* Task details *
Copy each line below that includes "Dodaj".

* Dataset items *

===============

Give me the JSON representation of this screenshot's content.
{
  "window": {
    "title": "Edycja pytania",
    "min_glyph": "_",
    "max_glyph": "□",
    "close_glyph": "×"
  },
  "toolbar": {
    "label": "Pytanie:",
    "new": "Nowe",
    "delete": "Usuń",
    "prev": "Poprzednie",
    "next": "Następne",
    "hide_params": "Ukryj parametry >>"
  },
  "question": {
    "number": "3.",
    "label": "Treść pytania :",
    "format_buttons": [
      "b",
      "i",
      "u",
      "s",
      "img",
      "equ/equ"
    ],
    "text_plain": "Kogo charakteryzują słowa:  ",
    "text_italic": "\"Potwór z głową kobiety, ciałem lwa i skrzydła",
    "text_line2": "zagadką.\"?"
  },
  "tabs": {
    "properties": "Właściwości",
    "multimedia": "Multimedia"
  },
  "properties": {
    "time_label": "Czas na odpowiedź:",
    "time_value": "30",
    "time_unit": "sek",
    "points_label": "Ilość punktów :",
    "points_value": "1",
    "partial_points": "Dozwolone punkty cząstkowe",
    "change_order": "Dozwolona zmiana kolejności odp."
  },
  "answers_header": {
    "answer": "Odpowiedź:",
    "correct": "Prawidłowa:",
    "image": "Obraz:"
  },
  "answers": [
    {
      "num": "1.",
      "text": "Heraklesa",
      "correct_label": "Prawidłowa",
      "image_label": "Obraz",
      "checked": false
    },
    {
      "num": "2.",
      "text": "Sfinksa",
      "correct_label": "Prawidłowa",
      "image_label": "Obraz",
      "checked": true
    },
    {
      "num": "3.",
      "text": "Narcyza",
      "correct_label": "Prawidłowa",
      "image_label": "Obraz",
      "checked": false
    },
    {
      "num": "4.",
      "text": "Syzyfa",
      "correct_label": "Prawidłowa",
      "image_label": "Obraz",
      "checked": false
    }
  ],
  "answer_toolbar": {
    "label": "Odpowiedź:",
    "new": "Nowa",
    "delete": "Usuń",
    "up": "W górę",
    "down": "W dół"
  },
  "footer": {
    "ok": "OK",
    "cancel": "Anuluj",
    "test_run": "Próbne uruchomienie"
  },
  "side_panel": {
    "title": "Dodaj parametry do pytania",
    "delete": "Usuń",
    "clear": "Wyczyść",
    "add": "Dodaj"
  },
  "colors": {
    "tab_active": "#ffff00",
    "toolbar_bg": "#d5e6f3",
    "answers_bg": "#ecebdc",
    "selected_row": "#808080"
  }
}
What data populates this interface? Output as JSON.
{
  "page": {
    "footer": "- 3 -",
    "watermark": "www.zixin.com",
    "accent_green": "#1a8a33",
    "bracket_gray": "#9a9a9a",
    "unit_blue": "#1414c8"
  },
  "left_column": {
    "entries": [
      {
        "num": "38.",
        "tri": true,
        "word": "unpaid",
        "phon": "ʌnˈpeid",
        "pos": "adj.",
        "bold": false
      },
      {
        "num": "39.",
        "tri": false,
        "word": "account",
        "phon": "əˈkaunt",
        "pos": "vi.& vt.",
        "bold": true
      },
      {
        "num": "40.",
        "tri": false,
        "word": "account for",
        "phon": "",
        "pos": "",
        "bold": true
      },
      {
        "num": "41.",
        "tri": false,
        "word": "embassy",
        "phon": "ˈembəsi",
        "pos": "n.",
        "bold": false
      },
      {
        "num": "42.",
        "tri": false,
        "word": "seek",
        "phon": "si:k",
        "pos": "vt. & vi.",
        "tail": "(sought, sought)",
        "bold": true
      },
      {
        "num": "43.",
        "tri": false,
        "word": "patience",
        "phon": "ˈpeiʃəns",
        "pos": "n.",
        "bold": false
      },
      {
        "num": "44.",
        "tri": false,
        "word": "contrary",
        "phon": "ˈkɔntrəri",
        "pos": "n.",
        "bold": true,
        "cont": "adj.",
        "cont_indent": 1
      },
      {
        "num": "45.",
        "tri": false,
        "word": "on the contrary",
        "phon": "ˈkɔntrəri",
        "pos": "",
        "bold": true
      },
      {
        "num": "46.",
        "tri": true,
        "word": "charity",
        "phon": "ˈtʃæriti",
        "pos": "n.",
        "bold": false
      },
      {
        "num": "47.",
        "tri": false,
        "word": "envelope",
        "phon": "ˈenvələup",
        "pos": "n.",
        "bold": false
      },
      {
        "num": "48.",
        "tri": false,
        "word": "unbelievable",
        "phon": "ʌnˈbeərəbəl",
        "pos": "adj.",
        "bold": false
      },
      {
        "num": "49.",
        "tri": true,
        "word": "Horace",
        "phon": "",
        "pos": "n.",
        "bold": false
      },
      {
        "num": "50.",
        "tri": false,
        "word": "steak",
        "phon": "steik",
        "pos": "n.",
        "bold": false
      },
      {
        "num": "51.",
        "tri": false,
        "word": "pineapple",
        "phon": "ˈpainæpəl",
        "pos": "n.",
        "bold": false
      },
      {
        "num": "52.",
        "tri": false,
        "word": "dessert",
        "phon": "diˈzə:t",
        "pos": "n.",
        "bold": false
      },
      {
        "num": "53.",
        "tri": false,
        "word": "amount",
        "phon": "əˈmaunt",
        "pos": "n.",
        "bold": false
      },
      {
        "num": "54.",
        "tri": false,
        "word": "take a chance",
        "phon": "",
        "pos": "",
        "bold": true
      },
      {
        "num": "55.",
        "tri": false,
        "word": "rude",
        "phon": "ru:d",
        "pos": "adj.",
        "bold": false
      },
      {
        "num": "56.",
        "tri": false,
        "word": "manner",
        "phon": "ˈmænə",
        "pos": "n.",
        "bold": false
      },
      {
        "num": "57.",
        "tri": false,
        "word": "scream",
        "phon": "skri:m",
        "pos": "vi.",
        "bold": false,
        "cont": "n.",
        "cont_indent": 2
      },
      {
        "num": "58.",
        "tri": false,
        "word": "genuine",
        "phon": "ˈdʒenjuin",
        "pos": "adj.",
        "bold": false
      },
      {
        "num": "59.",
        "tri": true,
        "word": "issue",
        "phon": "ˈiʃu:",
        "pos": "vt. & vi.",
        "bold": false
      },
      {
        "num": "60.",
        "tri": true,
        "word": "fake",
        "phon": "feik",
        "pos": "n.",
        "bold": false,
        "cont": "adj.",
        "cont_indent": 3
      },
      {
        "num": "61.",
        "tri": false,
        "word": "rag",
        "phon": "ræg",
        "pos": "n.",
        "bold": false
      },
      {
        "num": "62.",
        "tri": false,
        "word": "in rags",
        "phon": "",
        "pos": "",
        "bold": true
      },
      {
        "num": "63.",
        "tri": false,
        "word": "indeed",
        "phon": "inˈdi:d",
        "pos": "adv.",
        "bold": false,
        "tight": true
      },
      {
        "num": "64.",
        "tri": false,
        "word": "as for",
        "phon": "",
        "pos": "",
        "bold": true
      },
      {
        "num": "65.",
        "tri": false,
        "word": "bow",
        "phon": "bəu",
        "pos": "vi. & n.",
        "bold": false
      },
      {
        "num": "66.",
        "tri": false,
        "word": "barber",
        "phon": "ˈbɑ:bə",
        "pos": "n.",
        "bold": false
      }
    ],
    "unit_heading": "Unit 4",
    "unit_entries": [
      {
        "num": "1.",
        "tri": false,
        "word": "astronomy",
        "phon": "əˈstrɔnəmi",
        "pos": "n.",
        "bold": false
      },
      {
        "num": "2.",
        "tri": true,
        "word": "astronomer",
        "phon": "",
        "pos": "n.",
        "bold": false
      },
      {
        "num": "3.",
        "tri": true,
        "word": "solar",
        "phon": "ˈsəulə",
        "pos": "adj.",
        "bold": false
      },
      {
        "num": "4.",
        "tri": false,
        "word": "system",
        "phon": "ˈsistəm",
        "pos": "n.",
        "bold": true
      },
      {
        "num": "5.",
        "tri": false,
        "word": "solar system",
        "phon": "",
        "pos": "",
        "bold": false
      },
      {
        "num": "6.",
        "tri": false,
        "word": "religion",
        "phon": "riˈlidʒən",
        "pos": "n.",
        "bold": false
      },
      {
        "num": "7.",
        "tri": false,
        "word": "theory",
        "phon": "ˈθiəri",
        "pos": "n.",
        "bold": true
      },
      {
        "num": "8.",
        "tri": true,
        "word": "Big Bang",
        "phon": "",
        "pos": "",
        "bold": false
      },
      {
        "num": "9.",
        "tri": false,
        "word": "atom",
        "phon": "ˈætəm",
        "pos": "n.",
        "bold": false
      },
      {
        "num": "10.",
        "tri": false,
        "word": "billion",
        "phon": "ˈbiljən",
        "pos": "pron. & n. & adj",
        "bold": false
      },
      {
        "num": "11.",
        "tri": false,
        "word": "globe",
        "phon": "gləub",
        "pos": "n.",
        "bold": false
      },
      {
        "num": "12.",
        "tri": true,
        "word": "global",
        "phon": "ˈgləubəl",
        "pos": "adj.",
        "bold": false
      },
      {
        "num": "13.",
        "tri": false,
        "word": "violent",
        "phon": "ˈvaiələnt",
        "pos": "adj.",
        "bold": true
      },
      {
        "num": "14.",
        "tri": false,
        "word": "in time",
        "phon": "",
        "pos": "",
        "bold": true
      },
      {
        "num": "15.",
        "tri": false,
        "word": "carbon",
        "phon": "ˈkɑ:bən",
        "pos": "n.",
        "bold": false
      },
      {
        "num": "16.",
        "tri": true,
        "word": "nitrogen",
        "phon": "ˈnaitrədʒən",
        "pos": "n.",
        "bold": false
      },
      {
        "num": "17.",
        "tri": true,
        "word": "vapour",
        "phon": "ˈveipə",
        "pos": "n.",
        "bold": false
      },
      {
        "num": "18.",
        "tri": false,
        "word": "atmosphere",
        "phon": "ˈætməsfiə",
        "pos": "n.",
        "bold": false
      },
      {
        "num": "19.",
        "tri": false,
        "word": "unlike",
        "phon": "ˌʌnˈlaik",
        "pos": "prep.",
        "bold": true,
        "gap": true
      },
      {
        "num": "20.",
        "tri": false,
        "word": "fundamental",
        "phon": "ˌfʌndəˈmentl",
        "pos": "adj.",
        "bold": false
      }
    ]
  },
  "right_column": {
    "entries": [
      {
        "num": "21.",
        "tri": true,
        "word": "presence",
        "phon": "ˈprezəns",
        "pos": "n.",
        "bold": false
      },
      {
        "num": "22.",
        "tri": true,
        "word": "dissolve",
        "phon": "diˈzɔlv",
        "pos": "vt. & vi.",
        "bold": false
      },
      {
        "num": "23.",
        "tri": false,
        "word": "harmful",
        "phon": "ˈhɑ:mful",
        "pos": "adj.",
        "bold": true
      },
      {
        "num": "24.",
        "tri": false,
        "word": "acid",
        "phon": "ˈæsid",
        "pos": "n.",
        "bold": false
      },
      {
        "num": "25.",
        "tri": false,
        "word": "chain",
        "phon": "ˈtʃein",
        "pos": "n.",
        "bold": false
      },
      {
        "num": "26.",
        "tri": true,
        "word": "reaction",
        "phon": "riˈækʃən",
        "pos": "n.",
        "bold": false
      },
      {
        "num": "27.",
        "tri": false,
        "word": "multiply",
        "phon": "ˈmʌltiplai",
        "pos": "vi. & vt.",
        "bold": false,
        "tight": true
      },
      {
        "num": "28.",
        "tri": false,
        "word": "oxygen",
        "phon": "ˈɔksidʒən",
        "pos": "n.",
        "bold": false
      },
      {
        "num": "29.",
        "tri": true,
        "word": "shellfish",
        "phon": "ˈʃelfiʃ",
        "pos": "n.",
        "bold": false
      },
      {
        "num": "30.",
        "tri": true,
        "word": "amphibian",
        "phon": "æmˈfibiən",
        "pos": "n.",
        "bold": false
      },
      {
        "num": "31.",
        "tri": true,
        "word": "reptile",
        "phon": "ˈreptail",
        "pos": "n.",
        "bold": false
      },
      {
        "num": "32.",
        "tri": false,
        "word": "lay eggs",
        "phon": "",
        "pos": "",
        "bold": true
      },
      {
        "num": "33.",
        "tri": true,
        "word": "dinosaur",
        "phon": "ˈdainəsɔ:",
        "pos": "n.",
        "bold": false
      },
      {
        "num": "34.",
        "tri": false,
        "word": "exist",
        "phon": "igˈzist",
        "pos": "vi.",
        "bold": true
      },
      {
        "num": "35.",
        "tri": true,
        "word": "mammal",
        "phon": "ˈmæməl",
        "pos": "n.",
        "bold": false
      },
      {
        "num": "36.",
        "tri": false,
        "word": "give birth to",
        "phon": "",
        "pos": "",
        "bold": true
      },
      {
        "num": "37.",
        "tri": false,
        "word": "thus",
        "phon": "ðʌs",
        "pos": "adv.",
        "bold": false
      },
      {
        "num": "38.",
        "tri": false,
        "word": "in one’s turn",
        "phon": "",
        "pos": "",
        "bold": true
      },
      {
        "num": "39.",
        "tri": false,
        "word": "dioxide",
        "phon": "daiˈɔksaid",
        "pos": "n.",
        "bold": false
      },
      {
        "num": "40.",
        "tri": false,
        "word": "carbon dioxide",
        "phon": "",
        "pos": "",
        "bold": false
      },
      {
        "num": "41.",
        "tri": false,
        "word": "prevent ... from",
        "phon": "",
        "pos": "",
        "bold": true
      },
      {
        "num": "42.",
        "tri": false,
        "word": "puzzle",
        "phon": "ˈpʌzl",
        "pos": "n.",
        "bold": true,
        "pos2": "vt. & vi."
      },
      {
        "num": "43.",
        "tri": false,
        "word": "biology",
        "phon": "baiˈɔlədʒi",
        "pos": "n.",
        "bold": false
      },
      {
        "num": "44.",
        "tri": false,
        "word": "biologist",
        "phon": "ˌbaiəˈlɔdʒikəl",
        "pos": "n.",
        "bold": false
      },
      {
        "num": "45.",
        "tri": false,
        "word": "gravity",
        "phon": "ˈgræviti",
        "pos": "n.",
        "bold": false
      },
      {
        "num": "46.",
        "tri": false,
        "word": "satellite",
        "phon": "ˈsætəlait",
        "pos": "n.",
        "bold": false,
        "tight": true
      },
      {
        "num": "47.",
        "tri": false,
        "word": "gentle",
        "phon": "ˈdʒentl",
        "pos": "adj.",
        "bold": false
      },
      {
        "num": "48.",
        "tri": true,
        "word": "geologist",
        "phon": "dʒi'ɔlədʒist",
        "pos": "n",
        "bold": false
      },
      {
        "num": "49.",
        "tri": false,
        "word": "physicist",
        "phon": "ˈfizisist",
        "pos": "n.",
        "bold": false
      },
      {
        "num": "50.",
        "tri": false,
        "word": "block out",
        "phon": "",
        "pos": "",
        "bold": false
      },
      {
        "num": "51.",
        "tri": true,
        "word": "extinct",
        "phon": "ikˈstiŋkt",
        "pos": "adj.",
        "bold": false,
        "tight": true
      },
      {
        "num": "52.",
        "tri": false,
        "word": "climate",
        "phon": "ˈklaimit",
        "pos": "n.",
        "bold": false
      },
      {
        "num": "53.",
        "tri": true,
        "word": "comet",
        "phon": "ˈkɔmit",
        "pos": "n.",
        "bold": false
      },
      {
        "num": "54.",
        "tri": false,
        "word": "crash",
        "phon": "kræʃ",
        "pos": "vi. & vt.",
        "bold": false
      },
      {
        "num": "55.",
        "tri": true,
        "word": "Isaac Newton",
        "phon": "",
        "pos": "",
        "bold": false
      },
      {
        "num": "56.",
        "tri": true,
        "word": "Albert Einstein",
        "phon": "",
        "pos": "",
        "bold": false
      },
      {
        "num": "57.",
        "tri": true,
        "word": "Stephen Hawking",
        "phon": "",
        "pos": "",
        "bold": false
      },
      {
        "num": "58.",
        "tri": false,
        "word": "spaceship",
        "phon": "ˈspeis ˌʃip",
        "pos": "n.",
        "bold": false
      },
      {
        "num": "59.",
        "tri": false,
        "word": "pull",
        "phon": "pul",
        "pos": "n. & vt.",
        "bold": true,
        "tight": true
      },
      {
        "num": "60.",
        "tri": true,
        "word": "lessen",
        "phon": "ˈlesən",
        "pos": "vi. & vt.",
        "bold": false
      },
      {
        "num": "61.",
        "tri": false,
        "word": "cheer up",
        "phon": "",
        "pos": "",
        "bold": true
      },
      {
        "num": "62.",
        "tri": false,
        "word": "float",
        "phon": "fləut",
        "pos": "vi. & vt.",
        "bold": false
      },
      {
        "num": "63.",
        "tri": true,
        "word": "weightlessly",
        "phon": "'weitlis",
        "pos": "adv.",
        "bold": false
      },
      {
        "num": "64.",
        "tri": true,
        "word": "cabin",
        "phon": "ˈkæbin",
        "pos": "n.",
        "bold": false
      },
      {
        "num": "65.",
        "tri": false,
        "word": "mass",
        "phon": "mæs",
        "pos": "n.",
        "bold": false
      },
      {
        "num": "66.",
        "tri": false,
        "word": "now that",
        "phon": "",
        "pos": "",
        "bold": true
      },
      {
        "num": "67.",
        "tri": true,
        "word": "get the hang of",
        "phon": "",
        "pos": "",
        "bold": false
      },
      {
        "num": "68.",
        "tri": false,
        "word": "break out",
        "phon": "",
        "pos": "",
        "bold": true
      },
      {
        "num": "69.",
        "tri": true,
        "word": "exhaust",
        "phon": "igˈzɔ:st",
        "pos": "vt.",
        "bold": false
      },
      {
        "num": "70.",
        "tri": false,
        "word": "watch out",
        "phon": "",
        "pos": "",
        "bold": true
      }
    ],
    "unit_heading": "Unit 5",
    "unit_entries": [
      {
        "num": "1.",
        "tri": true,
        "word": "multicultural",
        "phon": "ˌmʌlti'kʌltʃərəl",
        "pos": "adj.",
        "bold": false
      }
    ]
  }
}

===============

* Answer to the exercise *
    "title": "Dodaj parametry do pytania",
    "add": "Dodaj"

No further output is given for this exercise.